• _What the exercise asks_:
Transcribe the records that follow exactly. Skip the pictures.

• _Exercise data_:
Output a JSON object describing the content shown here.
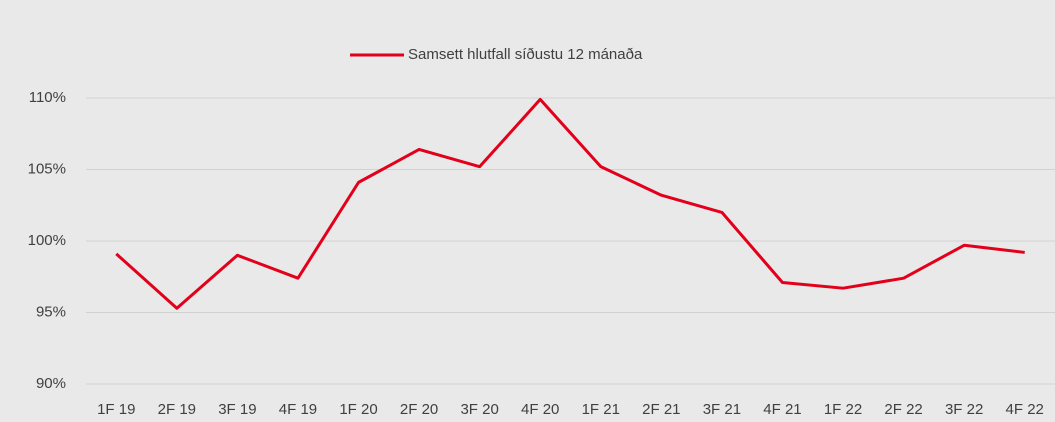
{
  "chart_data": {
    "type": "line",
    "categories": [
      "1F 19",
      "2F 19",
      "3F 19",
      "4F 19",
      "1F 20",
      "2F 20",
      "3F 20",
      "4F 20",
      "1F 21",
      "2F 21",
      "3F 21",
      "4F 21",
      "1F 22",
      "2F 22",
      "3F 22",
      "4F 22"
    ],
    "series": [
      {
        "name": "Samsett hlutfall síðustu 12 mánaða",
        "color": "#e2001a",
        "values": [
          99.1,
          95.3,
          99.0,
          97.4,
          104.1,
          106.4,
          105.2,
          109.9,
          105.2,
          103.2,
          102.0,
          97.1,
          96.7,
          97.4,
          99.7,
          99.2
        ]
      }
    ],
    "ylim": [
      90,
      110
    ],
    "yticks": [
      {
        "value": 90,
        "label": "90%"
      },
      {
        "value": 95,
        "label": "95%"
      },
      {
        "value": 100,
        "label": "100%"
      },
      {
        "value": 105,
        "label": "105%"
      },
      {
        "value": 110,
        "label": "110%"
      }
    ],
    "grid": true,
    "legend": "top"
  }
}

• _Response_:
Output a JSON object describing the content shown here.
{
  "chart_data": {
    "type": "line",
    "categories": [
      "1F 19",
      "2F 19",
      "3F 19",
      "4F 19",
      "1F 20",
      "2F 20",
      "3F 20",
      "4F 20",
      "1F 21",
      "2F 21",
      "3F 21",
      "4F 21",
      "1F 22",
      "2F 22",
      "3F 22",
      "4F 22"
    ],
    "series": [
      {
        "name": "Samsett hlutfall síðustu 12 mánaða",
        "color": "#e2001a",
        "values": [
          99.1,
          95.3,
          99.0,
          97.4,
          104.1,
          106.4,
          105.2,
          109.9,
          105.2,
          103.2,
          102.0,
          97.1,
          96.7,
          97.4,
          99.7,
          99.2
        ]
      }
    ],
    "ylim": [
      90,
      110
    ],
    "yticks": [
      {
        "value": 90,
        "label": "90%"
      },
      {
        "value": 95,
        "label": "95%"
      },
      {
        "value": 100,
        "label": "100%"
      },
      {
        "value": 105,
        "label": "105%"
      },
      {
        "value": 110,
        "label": "110%"
      }
    ],
    "grid": true,
    "legend": "top"
  }
}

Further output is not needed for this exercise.